• [Dataset excerpts]
--- start ---
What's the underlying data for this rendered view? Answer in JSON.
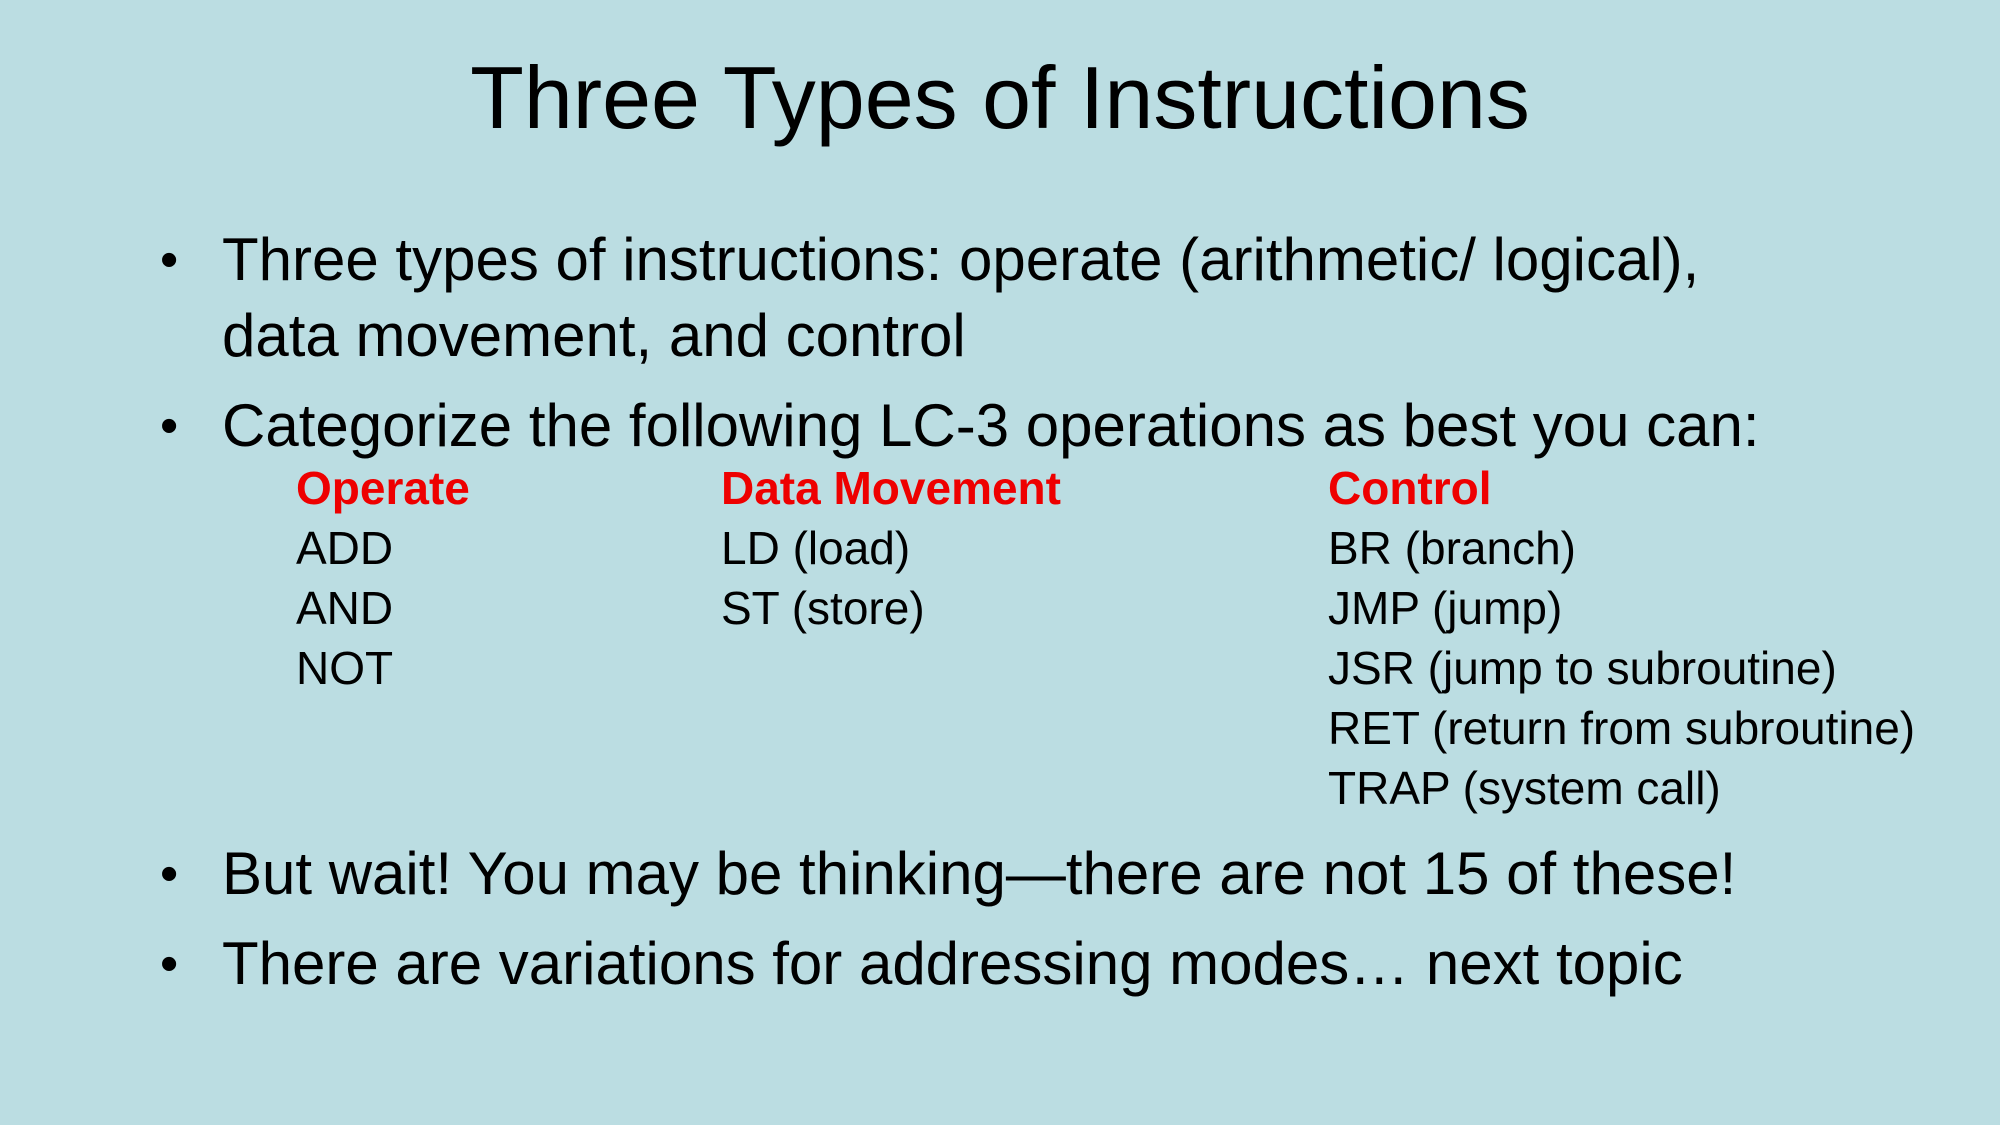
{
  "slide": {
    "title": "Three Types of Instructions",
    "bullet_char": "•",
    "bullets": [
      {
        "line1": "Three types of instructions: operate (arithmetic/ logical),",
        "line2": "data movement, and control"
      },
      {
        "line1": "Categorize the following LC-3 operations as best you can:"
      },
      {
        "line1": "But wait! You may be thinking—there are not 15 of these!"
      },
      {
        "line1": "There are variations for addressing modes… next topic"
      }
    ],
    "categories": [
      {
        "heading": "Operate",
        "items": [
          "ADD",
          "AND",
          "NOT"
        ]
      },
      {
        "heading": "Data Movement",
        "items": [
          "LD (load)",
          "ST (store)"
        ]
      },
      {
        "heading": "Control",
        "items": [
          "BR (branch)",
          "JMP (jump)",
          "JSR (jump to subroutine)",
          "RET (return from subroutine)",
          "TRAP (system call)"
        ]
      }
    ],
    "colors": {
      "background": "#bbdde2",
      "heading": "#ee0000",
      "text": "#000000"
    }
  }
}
--- end ---
--- start ---
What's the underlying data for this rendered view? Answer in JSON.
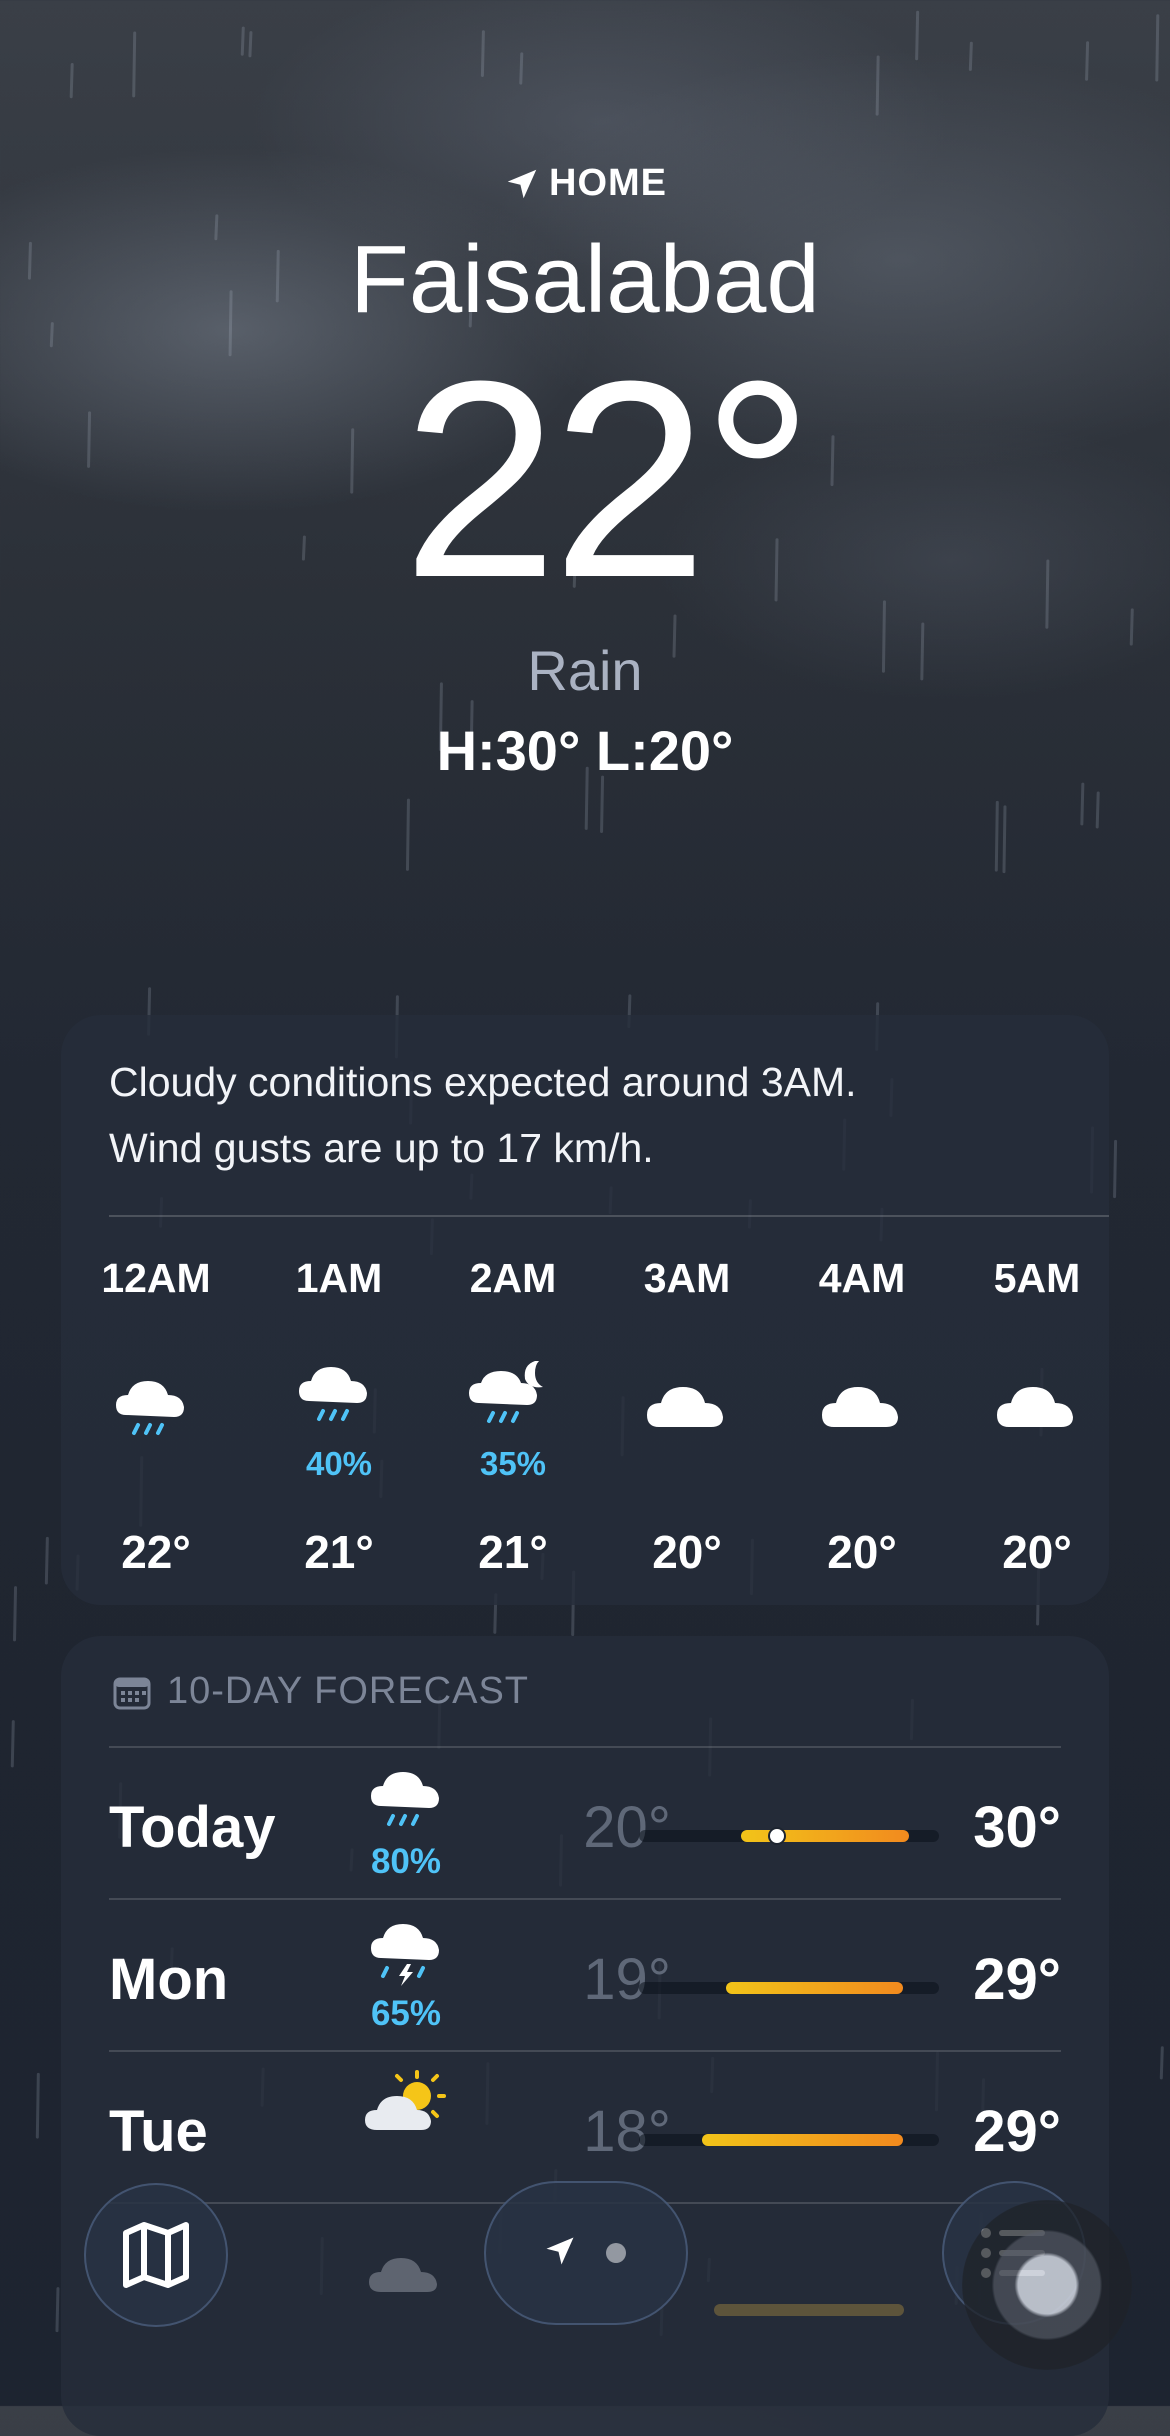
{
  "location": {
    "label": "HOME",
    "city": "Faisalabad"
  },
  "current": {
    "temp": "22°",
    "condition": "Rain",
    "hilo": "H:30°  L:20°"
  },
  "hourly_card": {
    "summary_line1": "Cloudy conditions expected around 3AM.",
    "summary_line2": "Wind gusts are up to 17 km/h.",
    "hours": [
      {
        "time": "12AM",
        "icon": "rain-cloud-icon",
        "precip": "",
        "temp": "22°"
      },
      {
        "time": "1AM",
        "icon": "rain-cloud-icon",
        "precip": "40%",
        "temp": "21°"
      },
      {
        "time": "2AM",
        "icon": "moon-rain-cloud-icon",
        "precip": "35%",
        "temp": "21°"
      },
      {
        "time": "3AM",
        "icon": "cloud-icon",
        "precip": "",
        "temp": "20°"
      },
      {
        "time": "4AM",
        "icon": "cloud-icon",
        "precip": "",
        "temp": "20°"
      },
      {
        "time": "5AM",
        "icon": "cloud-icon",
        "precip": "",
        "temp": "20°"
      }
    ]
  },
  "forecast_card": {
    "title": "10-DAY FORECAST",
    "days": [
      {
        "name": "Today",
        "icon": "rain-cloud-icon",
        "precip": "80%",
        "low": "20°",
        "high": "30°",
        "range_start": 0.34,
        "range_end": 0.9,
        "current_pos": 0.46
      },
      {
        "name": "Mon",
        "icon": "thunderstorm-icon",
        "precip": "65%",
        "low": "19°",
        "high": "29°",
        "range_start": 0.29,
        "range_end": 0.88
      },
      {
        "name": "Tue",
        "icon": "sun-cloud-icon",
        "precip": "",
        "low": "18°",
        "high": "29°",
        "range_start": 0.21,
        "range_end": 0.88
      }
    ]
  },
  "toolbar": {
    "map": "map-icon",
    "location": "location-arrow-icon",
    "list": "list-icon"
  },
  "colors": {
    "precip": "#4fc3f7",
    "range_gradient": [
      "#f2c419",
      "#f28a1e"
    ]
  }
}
--- end ---
Pull out all lines in the data above that include "subroutine".

• [Response to this exercise]
          "JSR (jump to subroutine)",
          "RET (return from subroutine)",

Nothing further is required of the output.